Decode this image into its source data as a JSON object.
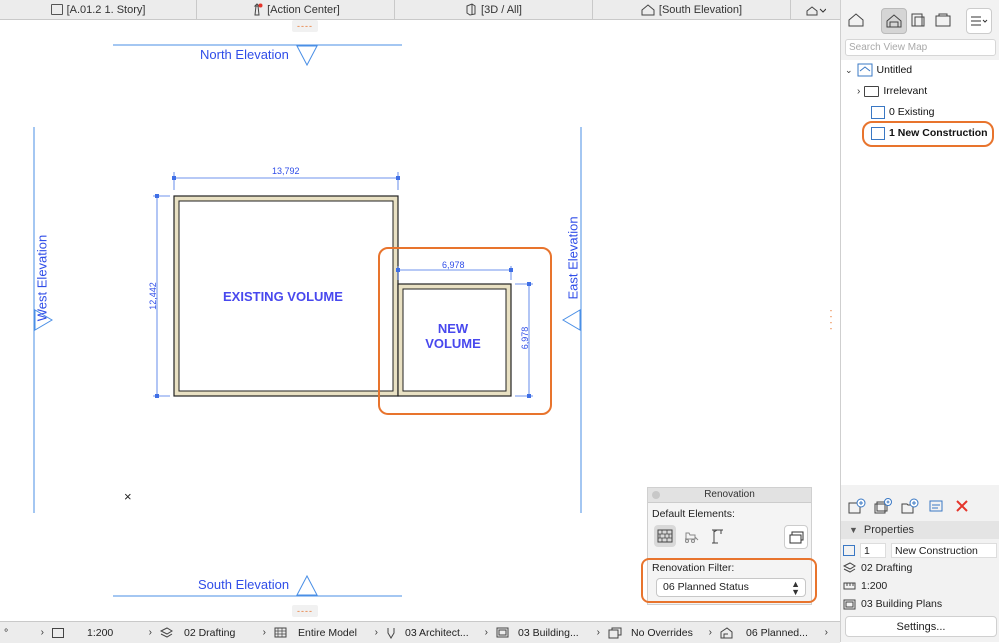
{
  "tabs": [
    {
      "label": "[A.01.2 1. Story]",
      "icon": "floor-plan-icon"
    },
    {
      "label": "[Action Center]",
      "icon": "lighthouse-icon"
    },
    {
      "label": "[3D / All]",
      "icon": "cube-icon"
    },
    {
      "label": "[South Elevation]",
      "icon": "house-elevation-icon"
    }
  ],
  "drawing": {
    "north_label": "North Elevation",
    "south_label": "South Elevation",
    "west_label": "West Elevation",
    "east_label": "East Elevation",
    "dim_top": "13,792",
    "dim_left": "12,442",
    "dim_new_top": "6,978",
    "dim_new_right": "6,978",
    "existing_label": "EXISTING VOLUME",
    "new_label_1": "NEW",
    "new_label_2": "VOLUME",
    "dashes": "----",
    "cross": "×"
  },
  "navigator": {
    "search_placeholder": "Search View Map",
    "tree": [
      {
        "label": "Untitled",
        "level": 0
      },
      {
        "label": "Irrelevant",
        "level": 1
      },
      {
        "label": "0 Existing",
        "level": 1
      },
      {
        "label": "1 New Construction",
        "level": 1,
        "selected": true
      }
    ]
  },
  "properties": {
    "header": "Properties",
    "id_value": "1",
    "name_value": "New Construction",
    "layer": "02 Drafting",
    "scale": "1:200",
    "structure": "03 Building Plans",
    "settings_button": "Settings..."
  },
  "renovation": {
    "title": "Renovation",
    "default_elements_label": "Default Elements:",
    "filter_label": "Renovation Filter:",
    "filter_value": "06 Planned Status"
  },
  "statusbar": {
    "items": [
      {
        "label": "°"
      },
      {
        "label": "1:200"
      },
      {
        "label": "02 Drafting"
      },
      {
        "label": "Entire Model"
      },
      {
        "label": "03 Architect..."
      },
      {
        "label": "03 Building..."
      },
      {
        "label": "No Overrides"
      },
      {
        "label": "06 Planned..."
      }
    ]
  },
  "colors": {
    "accent": "#e8742d",
    "blue": "#2f4de8",
    "wall": "#e9e1c3"
  }
}
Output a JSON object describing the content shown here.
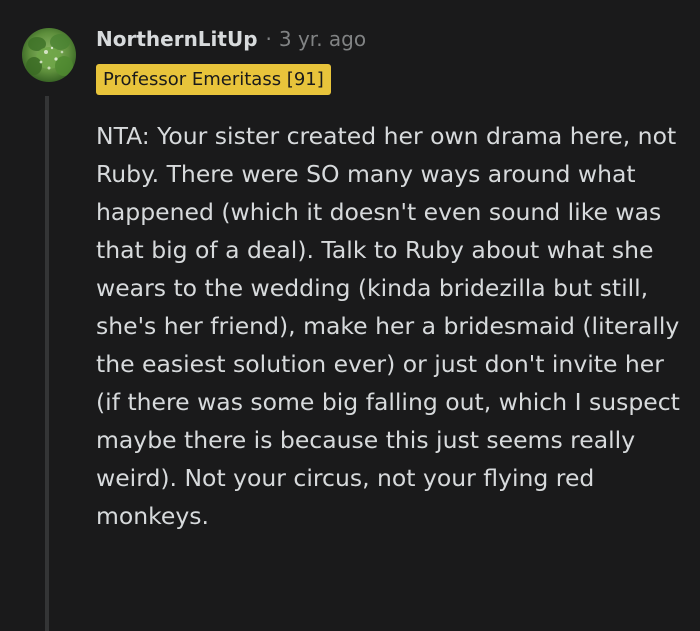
{
  "comment": {
    "author": "NorthernLitUp",
    "separator": "·",
    "timestamp": "3 yr. ago",
    "flair": "Professor Emeritass [91]",
    "body": "NTA: Your sister created her own drama here, not Ruby. There were SO many ways around what happened (which it doesn't even sound like was that big of a deal). Talk to Ruby about what she wears to the wedding (kinda bridezilla but still, she's her friend), make her a bridesmaid (literally the easiest solution ever) or just don't invite her (if there was some big falling out, which I suspect maybe there is because this just seems really weird). Not your circus, not your flying red monkeys."
  },
  "colors": {
    "background": "#1a1a1b",
    "text": "#d7dadc",
    "muted": "#818384",
    "flair_bg": "#e8c43b",
    "thread_line": "#343536"
  },
  "icons": {
    "avatar": "avatar-icon"
  }
}
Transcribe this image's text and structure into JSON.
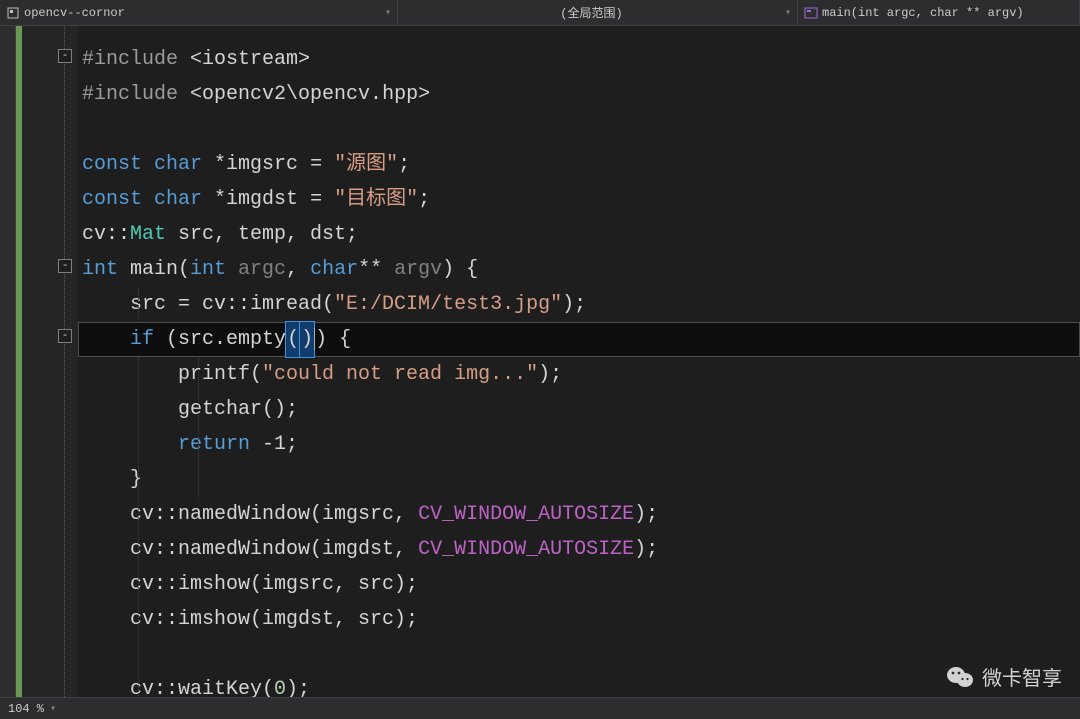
{
  "topbar": {
    "project": "opencv--cornor",
    "scope": "(全局范围)",
    "symbol": "main(int argc, char ** argv)"
  },
  "fold": {
    "minus": "-",
    "plus": "+"
  },
  "code": {
    "include_kw1": "#include",
    "include_hdr1": "<iostream>",
    "include_kw2": "#include",
    "include_hdr2": "<opencv2\\opencv.hpp>",
    "const1_kw": "const",
    "const1_type": "char",
    "const1_rest": " *imgsrc = ",
    "const1_str": "\"源图\"",
    "const1_end": ";",
    "const2_kw": "const",
    "const2_type": "char",
    "const2_rest": " *imgdst = ",
    "const2_str": "\"目标图\"",
    "const2_end": ";",
    "mat_ns": "cv::",
    "mat_type": "Mat",
    "mat_rest": " src, temp, dst;",
    "main_int": "int",
    "main_name": " main(",
    "main_int2": "int",
    "main_argc": " argc",
    "main_comma": ", ",
    "main_char": "char",
    "main_stars": "**",
    "main_argv": " argv",
    "main_close": ") {",
    "imread_pre": "    src = cv::imread(",
    "imread_str": "\"E:/DCIM/test3.jpg\"",
    "imread_end": ");",
    "if_indent": "    ",
    "if_kw": "if",
    "if_open": " (src.empty",
    "if_paren_open": "(",
    "if_paren_close": ")",
    "if_after": ") {",
    "printf_pre": "        printf(",
    "printf_str": "\"could not read img...\"",
    "printf_end": ");",
    "getchar_line": "        getchar();",
    "return_indent": "        ",
    "return_kw": "return",
    "return_rest": " -1;",
    "brace_close_inner": "    }",
    "nw1_pre": "    cv::namedWindow(imgsrc, ",
    "nw1_macro": "CV_WINDOW_AUTOSIZE",
    "nw1_end": ");",
    "nw2_pre": "    cv::namedWindow(imgdst, ",
    "nw2_macro": "CV_WINDOW_AUTOSIZE",
    "nw2_end": ");",
    "imshow1": "    cv::imshow(imgsrc, src);",
    "imshow2": "    cv::imshow(imgdst, src);",
    "waitkey_pre": "    cv::waitKey(",
    "waitkey_num": "0",
    "waitkey_end": ");"
  },
  "status": {
    "zoom": "104 %"
  },
  "watermark": {
    "text": "微卡智享"
  }
}
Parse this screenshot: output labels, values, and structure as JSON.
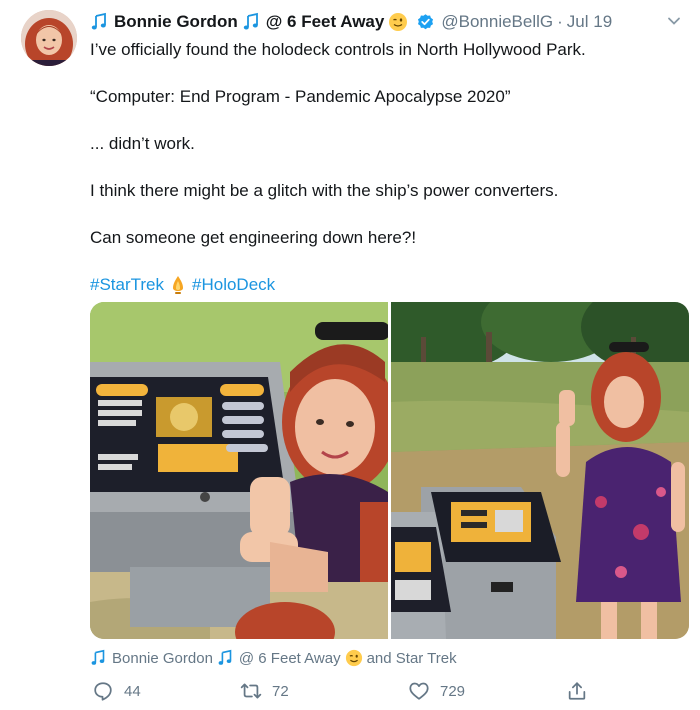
{
  "tweet": {
    "author_name": "Bonnie Gordon",
    "author_suffix": "@ 6 Feet Away",
    "handle": "@BonnieBellG",
    "separator": "·",
    "date": "Jul 19",
    "lines": [
      "I’ve officially found the holodeck controls in North Hollywood Park.",
      "“Computer: End Program - Pandemic Apocalypse 2020”",
      "... didn’t work.",
      "I think there might be a glitch with the ship’s power converters.",
      "Can someone get engineering down here?!"
    ],
    "hashtags": [
      "#StarTrek",
      "#HoloDeck"
    ]
  },
  "context": {
    "name": "Bonnie Gordon",
    "suffix": "@ 6 Feet Away",
    "and_text": "and Star Trek"
  },
  "actions": {
    "replies": "44",
    "retweets": "72",
    "likes": "729"
  },
  "colors": {
    "link": "#1b95e0",
    "muted": "#657786",
    "verified": "#1da1f2"
  }
}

━━━━━━━━━━━━━━━━━━━━━━━━━━━━━━

▶ **EXERCISE OBJECTIVE**: Find all the lines containing "Feet" in the material, then copy them.

▶ **FINAL RESULT**:
    "author_suffix": "@ 6 Feet Away",
    "suffix": "@ 6 Feet Away",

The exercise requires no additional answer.